NORMALLY, IF A friend asked me whether I wanted to spend my Sunday morning doing aerobics for four hours instead of sleeping in, I would tell them to kick rocks in flip-flops.
When I was asked to participate in the annual Aerobic-a-Thon put on by the University of Ottawa Sports Services, which raises funds for Amyotrophic Lateral Sclerosis (ALS), I was more than happy to join. When you know you are supporting research and services for Canadians living with ALS, sacrificing a few hours of sleep and working up a sweat is absolutely, 100 per cent worth it.
Gym three of Montpetit Hall was full on Sunday morning as a large crowd of participants and spectators of all ages showed up to demonstrate their support. We were led by group fitness instructors through a number of fun aerobics sessions—Tae Cardio, Zumba, Step, Tae Step, and Everything-in-One.

- _Data provided_:
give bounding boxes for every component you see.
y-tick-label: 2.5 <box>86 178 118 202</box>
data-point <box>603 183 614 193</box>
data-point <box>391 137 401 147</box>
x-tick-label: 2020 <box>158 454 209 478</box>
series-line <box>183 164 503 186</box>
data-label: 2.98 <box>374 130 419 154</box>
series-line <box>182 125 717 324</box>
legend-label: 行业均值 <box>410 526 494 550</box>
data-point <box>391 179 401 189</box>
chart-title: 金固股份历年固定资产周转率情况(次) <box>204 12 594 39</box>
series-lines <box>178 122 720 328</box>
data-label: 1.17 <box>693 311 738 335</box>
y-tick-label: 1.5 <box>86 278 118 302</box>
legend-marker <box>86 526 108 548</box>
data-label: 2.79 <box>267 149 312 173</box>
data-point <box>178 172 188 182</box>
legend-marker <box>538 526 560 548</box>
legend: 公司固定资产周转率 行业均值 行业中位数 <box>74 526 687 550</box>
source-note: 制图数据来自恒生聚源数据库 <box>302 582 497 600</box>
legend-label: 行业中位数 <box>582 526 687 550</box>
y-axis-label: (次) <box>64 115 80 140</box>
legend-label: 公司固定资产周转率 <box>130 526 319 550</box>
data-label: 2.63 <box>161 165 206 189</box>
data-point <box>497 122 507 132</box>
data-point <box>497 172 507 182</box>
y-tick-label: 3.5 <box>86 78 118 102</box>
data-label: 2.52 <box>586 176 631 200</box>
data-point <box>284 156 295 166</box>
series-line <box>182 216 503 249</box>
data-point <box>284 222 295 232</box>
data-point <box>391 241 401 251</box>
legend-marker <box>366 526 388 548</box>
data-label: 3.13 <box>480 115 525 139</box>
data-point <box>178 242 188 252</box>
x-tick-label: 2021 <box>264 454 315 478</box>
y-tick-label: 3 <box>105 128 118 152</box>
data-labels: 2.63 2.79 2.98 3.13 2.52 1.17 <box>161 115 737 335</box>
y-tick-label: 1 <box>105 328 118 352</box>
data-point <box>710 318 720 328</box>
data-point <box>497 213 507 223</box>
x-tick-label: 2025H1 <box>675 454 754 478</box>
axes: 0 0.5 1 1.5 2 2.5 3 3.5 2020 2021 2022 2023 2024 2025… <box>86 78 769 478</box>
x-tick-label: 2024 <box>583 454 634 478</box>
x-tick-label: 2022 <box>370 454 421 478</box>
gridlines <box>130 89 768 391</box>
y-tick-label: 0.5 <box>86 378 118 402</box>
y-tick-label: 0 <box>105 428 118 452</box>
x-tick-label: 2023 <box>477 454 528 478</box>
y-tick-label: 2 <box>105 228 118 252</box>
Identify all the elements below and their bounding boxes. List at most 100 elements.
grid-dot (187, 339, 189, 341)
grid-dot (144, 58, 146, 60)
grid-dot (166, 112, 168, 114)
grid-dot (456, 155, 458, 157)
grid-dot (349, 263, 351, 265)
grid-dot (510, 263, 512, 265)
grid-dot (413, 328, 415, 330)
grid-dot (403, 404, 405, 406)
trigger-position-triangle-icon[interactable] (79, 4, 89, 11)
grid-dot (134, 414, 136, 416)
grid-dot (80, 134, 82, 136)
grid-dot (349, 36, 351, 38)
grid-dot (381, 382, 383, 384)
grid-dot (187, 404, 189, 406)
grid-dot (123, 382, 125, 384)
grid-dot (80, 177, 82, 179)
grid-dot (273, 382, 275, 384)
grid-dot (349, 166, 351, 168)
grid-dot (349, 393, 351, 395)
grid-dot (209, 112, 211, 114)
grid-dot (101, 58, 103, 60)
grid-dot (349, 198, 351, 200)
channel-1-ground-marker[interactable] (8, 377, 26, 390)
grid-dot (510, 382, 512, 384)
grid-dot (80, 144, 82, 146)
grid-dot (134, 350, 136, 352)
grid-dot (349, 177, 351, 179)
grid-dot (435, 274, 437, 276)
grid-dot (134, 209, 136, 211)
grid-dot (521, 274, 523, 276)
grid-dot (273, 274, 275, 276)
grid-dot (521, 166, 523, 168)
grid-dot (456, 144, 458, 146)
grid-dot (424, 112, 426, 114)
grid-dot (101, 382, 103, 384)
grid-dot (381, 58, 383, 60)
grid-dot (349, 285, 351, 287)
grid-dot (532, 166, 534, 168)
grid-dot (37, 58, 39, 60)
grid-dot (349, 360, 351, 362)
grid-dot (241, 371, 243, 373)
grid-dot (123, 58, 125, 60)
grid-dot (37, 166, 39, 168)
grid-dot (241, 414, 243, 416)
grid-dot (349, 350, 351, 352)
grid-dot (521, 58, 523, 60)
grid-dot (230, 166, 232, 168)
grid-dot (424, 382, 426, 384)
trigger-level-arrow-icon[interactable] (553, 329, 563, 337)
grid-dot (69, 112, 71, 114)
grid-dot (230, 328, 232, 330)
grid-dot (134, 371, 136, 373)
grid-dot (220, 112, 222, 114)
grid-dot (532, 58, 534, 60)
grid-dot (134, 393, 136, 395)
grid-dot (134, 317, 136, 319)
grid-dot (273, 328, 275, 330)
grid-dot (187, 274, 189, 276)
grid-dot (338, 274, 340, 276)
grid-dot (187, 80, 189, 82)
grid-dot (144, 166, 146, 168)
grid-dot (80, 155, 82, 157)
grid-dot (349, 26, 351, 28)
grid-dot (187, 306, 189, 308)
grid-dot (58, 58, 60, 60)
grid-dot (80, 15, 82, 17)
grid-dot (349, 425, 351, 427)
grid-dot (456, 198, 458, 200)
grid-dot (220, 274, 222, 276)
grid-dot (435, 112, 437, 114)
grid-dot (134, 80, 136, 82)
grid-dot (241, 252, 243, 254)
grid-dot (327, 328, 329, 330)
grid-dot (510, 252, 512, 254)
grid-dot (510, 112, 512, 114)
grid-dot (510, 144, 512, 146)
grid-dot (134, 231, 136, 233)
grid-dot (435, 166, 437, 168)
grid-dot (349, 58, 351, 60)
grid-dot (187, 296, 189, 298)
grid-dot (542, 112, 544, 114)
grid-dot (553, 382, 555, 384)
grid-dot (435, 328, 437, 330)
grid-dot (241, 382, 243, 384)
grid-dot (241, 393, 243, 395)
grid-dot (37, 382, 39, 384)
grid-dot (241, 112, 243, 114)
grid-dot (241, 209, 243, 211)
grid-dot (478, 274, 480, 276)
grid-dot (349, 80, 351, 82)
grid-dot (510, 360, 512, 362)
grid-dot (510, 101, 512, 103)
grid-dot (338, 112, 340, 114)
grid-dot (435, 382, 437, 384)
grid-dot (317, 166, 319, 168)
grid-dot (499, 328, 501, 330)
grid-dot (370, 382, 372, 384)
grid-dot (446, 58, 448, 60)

- _Task description_:
Can you return the entire Aerobic-a-Thon passage word for word? Rely only on the Aerobic-a-Thon passage, not on the data.

- _Problem solution_:
NORMALLY, IF A friend asked me whether I wanted to spend my Sunday morning doing aerobics for four hours instead of sleeping in, I would tell them to kick rocks in flip-flops.
When I was asked to participate in the annual Aerobic-a-Thon put on by the University of Ottawa Sports Services, which raises funds for Amyotrophic Lateral Sclerosis (ALS), I was more than happy to join. When you know you are supporting research and services for Canadians living with ALS, sacrificing a few hours of sleep and working up a sweat is absolutely, 100 per cent worth it.
Gym three of Montpetit Hall was full on Sunday morning as a large crowd of participants and spectators of all ages showed up to demonstrate their support. We were led by group fitness instructors through a number of fun aerobics sessions—Tae Cardio, Zumba, Step, Tae Step, and Everything-in-One.